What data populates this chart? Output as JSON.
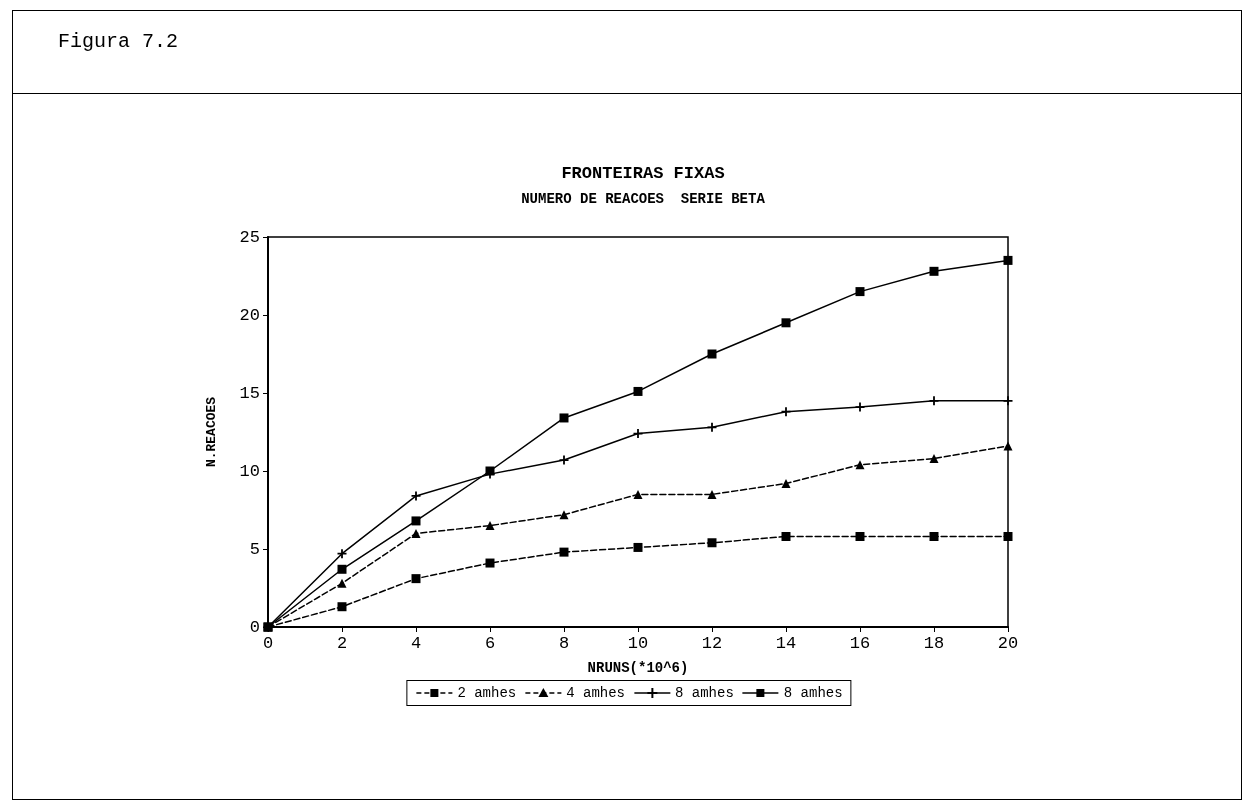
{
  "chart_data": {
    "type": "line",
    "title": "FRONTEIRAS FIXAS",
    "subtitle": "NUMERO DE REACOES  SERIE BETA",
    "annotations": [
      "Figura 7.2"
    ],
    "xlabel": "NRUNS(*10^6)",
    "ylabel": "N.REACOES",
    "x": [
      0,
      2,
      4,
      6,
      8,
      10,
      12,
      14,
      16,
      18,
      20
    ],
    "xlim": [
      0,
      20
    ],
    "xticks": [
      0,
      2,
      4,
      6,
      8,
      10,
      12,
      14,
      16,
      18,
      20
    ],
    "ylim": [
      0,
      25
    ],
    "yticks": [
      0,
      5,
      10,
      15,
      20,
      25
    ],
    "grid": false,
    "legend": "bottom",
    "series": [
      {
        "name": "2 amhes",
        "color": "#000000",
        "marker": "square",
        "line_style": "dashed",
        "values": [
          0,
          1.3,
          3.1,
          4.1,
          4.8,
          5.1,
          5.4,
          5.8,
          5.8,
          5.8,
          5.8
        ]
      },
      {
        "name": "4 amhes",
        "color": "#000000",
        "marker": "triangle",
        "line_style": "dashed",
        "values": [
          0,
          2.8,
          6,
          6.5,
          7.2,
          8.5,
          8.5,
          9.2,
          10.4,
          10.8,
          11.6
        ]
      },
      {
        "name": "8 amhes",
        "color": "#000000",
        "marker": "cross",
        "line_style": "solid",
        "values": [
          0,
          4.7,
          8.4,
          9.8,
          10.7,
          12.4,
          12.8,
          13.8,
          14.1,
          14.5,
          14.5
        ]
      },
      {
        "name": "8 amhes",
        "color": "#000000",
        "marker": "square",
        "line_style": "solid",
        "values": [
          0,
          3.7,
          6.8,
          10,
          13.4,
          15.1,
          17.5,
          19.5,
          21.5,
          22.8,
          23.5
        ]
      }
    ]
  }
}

-------

▶ **Objective**
With the pictures omitted, reproduce the records in full and exactly.

▶ **Exercise output**
What data populates this chart? Output as JSON.
{
  "chart_data": {
    "type": "line",
    "title": "FRONTEIRAS FIXAS",
    "subtitle": "NUMERO DE REACOES  SERIE BETA",
    "annotations": [
      "Figura 7.2"
    ],
    "xlabel": "NRUNS(*10^6)",
    "ylabel": "N.REACOES",
    "x": [
      0,
      2,
      4,
      6,
      8,
      10,
      12,
      14,
      16,
      18,
      20
    ],
    "xlim": [
      0,
      20
    ],
    "xticks": [
      0,
      2,
      4,
      6,
      8,
      10,
      12,
      14,
      16,
      18,
      20
    ],
    "ylim": [
      0,
      25
    ],
    "yticks": [
      0,
      5,
      10,
      15,
      20,
      25
    ],
    "grid": false,
    "legend": "bottom",
    "series": [
      {
        "name": "2 amhes",
        "color": "#000000",
        "marker": "square",
        "line_style": "dashed",
        "values": [
          0,
          1.3,
          3.1,
          4.1,
          4.8,
          5.1,
          5.4,
          5.8,
          5.8,
          5.8,
          5.8
        ]
      },
      {
        "name": "4 amhes",
        "color": "#000000",
        "marker": "triangle",
        "line_style": "dashed",
        "values": [
          0,
          2.8,
          6,
          6.5,
          7.2,
          8.5,
          8.5,
          9.2,
          10.4,
          10.8,
          11.6
        ]
      },
      {
        "name": "8 amhes",
        "color": "#000000",
        "marker": "cross",
        "line_style": "solid",
        "values": [
          0,
          4.7,
          8.4,
          9.8,
          10.7,
          12.4,
          12.8,
          13.8,
          14.1,
          14.5,
          14.5
        ]
      },
      {
        "name": "8 amhes",
        "color": "#000000",
        "marker": "square",
        "line_style": "solid",
        "values": [
          0,
          3.7,
          6.8,
          10,
          13.4,
          15.1,
          17.5,
          19.5,
          21.5,
          22.8,
          23.5
        ]
      }
    ]
  }
}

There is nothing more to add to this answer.